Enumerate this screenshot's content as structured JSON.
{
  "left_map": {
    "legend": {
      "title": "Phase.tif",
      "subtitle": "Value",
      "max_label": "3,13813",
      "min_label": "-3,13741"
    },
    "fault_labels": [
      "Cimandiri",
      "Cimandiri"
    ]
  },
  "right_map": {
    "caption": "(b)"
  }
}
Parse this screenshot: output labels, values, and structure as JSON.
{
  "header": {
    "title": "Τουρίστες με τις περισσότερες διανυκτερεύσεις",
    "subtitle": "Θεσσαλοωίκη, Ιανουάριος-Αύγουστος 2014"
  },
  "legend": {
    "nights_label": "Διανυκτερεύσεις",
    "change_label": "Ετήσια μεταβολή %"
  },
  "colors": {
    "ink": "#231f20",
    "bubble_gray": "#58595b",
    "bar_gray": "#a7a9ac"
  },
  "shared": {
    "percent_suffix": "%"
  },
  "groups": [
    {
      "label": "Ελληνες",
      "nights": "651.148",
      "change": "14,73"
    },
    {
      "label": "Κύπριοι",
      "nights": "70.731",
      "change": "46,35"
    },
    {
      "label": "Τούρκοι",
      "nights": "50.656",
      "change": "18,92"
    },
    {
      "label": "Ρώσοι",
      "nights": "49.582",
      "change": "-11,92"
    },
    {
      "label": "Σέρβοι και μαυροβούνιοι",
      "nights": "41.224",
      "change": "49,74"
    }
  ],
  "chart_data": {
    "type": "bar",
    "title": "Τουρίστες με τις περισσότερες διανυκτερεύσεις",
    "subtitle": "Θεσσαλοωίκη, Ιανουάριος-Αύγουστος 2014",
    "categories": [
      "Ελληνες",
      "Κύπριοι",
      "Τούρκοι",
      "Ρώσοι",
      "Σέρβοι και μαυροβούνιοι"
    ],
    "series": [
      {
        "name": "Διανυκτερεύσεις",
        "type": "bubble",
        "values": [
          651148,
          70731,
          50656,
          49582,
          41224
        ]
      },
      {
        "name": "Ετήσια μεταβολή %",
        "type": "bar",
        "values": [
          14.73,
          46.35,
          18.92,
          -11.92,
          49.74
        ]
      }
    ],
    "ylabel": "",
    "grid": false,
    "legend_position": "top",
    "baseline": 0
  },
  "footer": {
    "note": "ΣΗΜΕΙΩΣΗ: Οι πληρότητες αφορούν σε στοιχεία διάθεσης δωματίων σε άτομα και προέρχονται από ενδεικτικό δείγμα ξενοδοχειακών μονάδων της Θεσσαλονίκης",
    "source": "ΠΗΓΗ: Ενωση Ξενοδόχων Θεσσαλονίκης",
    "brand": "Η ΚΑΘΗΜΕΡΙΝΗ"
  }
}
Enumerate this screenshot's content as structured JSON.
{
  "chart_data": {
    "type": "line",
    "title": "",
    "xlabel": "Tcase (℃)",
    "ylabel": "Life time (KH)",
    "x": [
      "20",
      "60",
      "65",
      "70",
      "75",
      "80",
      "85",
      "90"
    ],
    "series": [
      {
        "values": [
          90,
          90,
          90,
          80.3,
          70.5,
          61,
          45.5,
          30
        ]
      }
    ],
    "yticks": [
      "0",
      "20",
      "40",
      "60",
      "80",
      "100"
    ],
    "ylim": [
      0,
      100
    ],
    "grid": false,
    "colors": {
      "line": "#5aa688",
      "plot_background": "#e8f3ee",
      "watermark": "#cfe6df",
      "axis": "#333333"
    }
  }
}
····················
Exercise task
The records above should be restated word for word, please.

Task result
Enumerate this screenshot's content as structured JSON.
{
  "left_map": {
    "legend": {
      "title": "Phase.tif",
      "subtitle": "Value",
      "max_label": "3,13813",
      "min_label": "-3,13741"
    },
    "fault_labels": [
      "Cimandiri",
      "Cimandiri"
    ]
  },
  "right_map": {
    "caption": "(b)"
  }
}
Parse this screenshot: output labels, values, and structure as JSON.
{
  "header": {
    "title": "Τουρίστες με τις περισσότερες διανυκτερεύσεις",
    "subtitle": "Θεσσαλοωίκη, Ιανουάριος-Αύγουστος 2014"
  },
  "legend": {
    "nights_label": "Διανυκτερεύσεις",
    "change_label": "Ετήσια μεταβολή %"
  },
  "colors": {
    "ink": "#231f20",
    "bubble_gray": "#58595b",
    "bar_gray": "#a7a9ac"
  },
  "shared": {
    "percent_suffix": "%"
  },
  "groups": [
    {
      "label": "Ελληνες",
      "nights": "651.148",
      "change": "14,73"
    },
    {
      "label": "Κύπριοι",
      "nights": "70.731",
      "change": "46,35"
    },
    {
      "label": "Τούρκοι",
      "nights": "50.656",
      "change": "18,92"
    },
    {
      "label": "Ρώσοι",
      "nights": "49.582",
      "change": "-11,92"
    },
    {
      "label": "Σέρβοι και μαυροβούνιοι",
      "nights": "41.224",
      "change": "49,74"
    }
  ],
  "chart_data": {
    "type": "bar",
    "title": "Τουρίστες με τις περισσότερες διανυκτερεύσεις",
    "subtitle": "Θεσσαλοωίκη, Ιανουάριος-Αύγουστος 2014",
    "categories": [
      "Ελληνες",
      "Κύπριοι",
      "Τούρκοι",
      "Ρώσοι",
      "Σέρβοι και μαυροβούνιοι"
    ],
    "series": [
      {
        "name": "Διανυκτερεύσεις",
        "type": "bubble",
        "values": [
          651148,
          70731,
          50656,
          49582,
          41224
        ]
      },
      {
        "name": "Ετήσια μεταβολή %",
        "type": "bar",
        "values": [
          14.73,
          46.35,
          18.92,
          -11.92,
          49.74
        ]
      }
    ],
    "ylabel": "",
    "grid": false,
    "legend_position": "top",
    "baseline": 0
  },
  "footer": {
    "note": "ΣΗΜΕΙΩΣΗ: Οι πληρότητες αφορούν σε στοιχεία διάθεσης δωματίων σε άτομα και προέρχονται από ενδεικτικό δείγμα ξενοδοχειακών μονάδων της Θεσσαλονίκης",
    "source": "ΠΗΓΗ: Ενωση Ξενοδόχων Θεσσαλονίκης",
    "brand": "Η ΚΑΘΗΜΕΡΙΝΗ"
  }
}
Enumerate this screenshot's content as structured JSON.
{
  "chart_data": {
    "type": "line",
    "title": "",
    "xlabel": "Tcase (℃)",
    "ylabel": "Life time (KH)",
    "x": [
      "20",
      "60",
      "65",
      "70",
      "75",
      "80",
      "85",
      "90"
    ],
    "series": [
      {
        "values": [
          90,
          90,
          90,
          80.3,
          70.5,
          61,
          45.5,
          30
        ]
      }
    ],
    "yticks": [
      "0",
      "20",
      "40",
      "60",
      "80",
      "100"
    ],
    "ylim": [
      0,
      100
    ],
    "grid": false,
    "colors": {
      "line": "#5aa688",
      "plot_background": "#e8f3ee",
      "watermark": "#cfe6df",
      "axis": "#333333"
    }
  }
}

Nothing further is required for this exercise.